* **Problem requirements**
Will you write out all the entries below exactly?

BEGIN Data rows

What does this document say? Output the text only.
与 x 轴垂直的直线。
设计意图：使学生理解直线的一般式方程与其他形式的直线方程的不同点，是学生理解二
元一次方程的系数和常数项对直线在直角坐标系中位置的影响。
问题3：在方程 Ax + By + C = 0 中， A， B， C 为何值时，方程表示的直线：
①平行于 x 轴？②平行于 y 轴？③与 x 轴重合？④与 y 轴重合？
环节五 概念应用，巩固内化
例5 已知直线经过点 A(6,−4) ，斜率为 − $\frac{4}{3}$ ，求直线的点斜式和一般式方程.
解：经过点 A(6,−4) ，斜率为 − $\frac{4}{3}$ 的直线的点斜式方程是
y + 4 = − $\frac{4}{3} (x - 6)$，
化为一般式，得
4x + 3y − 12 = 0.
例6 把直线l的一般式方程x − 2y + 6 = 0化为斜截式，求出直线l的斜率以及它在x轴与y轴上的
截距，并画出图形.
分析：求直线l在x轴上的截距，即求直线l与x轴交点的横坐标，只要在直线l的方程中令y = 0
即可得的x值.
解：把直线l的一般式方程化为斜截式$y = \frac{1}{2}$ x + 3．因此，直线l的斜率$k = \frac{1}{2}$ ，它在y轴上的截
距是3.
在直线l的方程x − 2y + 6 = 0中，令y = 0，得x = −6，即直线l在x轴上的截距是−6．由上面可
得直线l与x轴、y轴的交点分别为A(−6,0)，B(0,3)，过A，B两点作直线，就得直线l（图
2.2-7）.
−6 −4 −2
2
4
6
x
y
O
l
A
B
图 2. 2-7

END Data rows

* **Reply to the exercise**
What does this document say? Output the text only.
与 x 轴垂直的直线。
设计意图：使学生理解直线的一般式方程与其他形式的直线方程的不同点，是学生理解二
元一次方程的系数和常数项对直线在直角坐标系中位置的影响。
问题3：在方程 Ax + By + C = 0 中， A， B， C 为何值时，方程表示的直线：
①平行于 x 轴？②平行于 y 轴？③与 x 轴重合？④与 y 轴重合？
环节五 概念应用，巩固内化
例5 已知直线经过点 A(6,−4) ，斜率为 − $\frac{4}{3}$ ，求直线的点斜式和一般式方程.
解：经过点 A(6,−4) ，斜率为 − $\frac{4}{3}$ 的直线的点斜式方程是
y + 4 = − $\frac{4}{3} (x - 6)$，
化为一般式，得
4x + 3y − 12 = 0.
例6 把直线l的一般式方程x − 2y + 6 = 0化为斜截式，求出直线l的斜率以及它在x轴与y轴上的
截距，并画出图形.
分析：求直线l在x轴上的截距，即求直线l与x轴交点的横坐标，只要在直线l的方程中令y = 0
即可得的x值.
解：把直线l的一般式方程化为斜截式$y = \frac{1}{2}$ x + 3．因此，直线l的斜率$k = \frac{1}{2}$ ，它在y轴上的截
距是3.
在直线l的方程x − 2y + 6 = 0中，令y = 0，得x = −6，即直线l在x轴上的截距是−6．由上面可
得直线l与x轴、y轴的交点分别为A(−6,0)，B(0,3)，过A，B两点作直线，就得直线l（图
2.2-7）.
−6 −4 −2
2
4
6
x
y
O
l
A
B
图 2. 2-7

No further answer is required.